─── Exercise inputs ───

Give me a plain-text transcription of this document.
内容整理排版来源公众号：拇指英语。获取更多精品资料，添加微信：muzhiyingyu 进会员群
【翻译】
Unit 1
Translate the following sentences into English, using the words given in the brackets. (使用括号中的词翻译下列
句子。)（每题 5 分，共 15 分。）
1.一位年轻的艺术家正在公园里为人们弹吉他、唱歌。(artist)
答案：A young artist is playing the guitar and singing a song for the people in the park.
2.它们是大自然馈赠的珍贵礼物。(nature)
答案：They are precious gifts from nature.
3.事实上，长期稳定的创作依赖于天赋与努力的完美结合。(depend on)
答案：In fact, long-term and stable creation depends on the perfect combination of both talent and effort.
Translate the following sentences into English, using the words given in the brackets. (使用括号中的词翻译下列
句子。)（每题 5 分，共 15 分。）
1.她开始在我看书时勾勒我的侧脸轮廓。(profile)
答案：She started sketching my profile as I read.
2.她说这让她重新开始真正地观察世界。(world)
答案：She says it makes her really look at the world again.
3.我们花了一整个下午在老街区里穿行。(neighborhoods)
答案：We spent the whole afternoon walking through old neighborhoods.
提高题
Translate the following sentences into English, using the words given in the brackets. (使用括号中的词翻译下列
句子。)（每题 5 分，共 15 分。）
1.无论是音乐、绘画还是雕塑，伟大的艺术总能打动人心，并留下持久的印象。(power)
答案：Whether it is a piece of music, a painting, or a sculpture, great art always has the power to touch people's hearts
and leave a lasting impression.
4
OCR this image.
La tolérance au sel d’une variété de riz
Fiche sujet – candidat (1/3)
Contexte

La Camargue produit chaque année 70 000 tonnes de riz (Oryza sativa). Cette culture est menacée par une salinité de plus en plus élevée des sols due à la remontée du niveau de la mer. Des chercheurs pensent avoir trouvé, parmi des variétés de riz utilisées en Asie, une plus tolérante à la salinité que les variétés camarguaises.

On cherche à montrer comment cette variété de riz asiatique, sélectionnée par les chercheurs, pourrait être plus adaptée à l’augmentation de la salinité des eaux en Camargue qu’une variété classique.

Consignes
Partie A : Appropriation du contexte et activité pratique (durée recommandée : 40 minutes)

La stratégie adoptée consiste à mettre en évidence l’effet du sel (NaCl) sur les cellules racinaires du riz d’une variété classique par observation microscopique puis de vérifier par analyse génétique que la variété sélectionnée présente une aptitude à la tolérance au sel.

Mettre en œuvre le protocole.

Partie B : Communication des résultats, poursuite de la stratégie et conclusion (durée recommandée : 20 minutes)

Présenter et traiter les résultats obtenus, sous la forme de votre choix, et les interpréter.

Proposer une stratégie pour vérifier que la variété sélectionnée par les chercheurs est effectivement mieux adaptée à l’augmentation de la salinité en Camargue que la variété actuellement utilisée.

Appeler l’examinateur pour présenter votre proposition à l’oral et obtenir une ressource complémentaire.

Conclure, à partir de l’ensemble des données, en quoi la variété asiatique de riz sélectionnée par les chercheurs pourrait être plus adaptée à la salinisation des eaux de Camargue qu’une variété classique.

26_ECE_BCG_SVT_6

───

* The exercise: Each line from the one with "OCR this image." through the last line of the records must be written out word for word. Include nothing else.

* Task output:
OCR this image.
La tolérance au sel d’une variété de riz
Fiche sujet – candidat (1/3)
Contexte

La Camargue produit chaque année 70 000 tonnes de riz (Oryza sativa). Cette culture est menacée par une salinité de plus en plus élevée des sols due à la remontée du niveau de la mer. Des chercheurs pensent avoir trouvé, parmi des variétés de riz utilisées en Asie, une plus tolérante à la salinité que les variétés camarguaises.

On cherche à montrer comment cette variété de riz asiatique, sélectionnée par les chercheurs, pourrait être plus adaptée à l’augmentation de la salinité des eaux en Camargue qu’une variété classique.

Consignes
Partie A : Appropriation du contexte et activité pratique (durée recommandée : 40 minutes)

La stratégie adoptée consiste à mettre en évidence l’effet du sel (NaCl) sur les cellules racinaires du riz d’une variété classique par observation microscopique puis de vérifier par analyse génétique que la variété sélectionnée présente une aptitude à la tolérance au sel.

Mettre en œuvre le protocole.

Partie B : Communication des résultats, poursuite de la stratégie et conclusion (durée recommandée : 20 minutes)

Présenter et traiter les résultats obtenus, sous la forme de votre choix, et les interpréter.

Proposer une stratégie pour vérifier que la variété sélectionnée par les chercheurs est effectivement mieux adaptée à l’augmentation de la salinité en Camargue que la variété actuellement utilisée.

Appeler l’examinateur pour présenter votre proposition à l’oral et obtenir une ressource complémentaire.

Conclure, à partir de l’ensemble des données, en quoi la variété asiatique de riz sélectionnée par les chercheurs pourrait être plus adaptée à la salinisation des eaux de Camargue qu’une variété classique.

26_ECE_BCG_SVT_6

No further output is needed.